Would you set down every entry shown below, precisely as written?

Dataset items
** Start **
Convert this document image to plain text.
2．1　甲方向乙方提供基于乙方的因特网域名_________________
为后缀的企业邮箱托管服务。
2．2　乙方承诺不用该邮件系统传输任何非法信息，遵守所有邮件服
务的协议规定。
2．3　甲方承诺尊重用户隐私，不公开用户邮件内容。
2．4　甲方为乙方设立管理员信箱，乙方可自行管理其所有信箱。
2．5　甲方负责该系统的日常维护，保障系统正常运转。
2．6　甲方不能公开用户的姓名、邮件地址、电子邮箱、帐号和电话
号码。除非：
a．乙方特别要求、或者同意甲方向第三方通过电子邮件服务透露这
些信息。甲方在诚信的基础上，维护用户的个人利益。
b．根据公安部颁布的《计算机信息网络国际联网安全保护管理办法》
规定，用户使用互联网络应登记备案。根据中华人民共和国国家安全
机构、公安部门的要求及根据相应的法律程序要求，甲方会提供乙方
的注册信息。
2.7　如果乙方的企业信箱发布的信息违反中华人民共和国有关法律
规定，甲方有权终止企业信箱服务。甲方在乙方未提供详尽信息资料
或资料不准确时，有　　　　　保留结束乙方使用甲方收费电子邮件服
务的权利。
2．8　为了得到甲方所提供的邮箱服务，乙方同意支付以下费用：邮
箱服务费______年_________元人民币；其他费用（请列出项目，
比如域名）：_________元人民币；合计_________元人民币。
** End **
WRITTEN REPLY —
Convert this document image to plain text.
2．1　甲方向乙方提供基于乙方的因特网域名_________________
为后缀的企业邮箱托管服务。
2．2　乙方承诺不用该邮件系统传输任何非法信息，遵守所有邮件服
务的协议规定。
2．3　甲方承诺尊重用户隐私，不公开用户邮件内容。
2．4　甲方为乙方设立管理员信箱，乙方可自行管理其所有信箱。
2．5　甲方负责该系统的日常维护，保障系统正常运转。
2．6　甲方不能公开用户的姓名、邮件地址、电子邮箱、帐号和电话
号码。除非：
a．乙方特别要求、或者同意甲方向第三方通过电子邮件服务透露这
些信息。甲方在诚信的基础上，维护用户的个人利益。
b．根据公安部颁布的《计算机信息网络国际联网安全保护管理办法》
规定，用户使用互联网络应登记备案。根据中华人民共和国国家安全
机构、公安部门的要求及根据相应的法律程序要求，甲方会提供乙方
的注册信息。
2.7　如果乙方的企业信箱发布的信息违反中华人民共和国有关法律
规定，甲方有权终止企业信箱服务。甲方在乙方未提供详尽信息资料
或资料不准确时，有　　　　　保留结束乙方使用甲方收费电子邮件服
务的权利。
2．8　为了得到甲方所提供的邮箱服务，乙方同意支付以下费用：邮
箱服务费______年_________元人民币；其他费用（请列出项目，
比如域名）：_________元人民币；合计_________元人民币。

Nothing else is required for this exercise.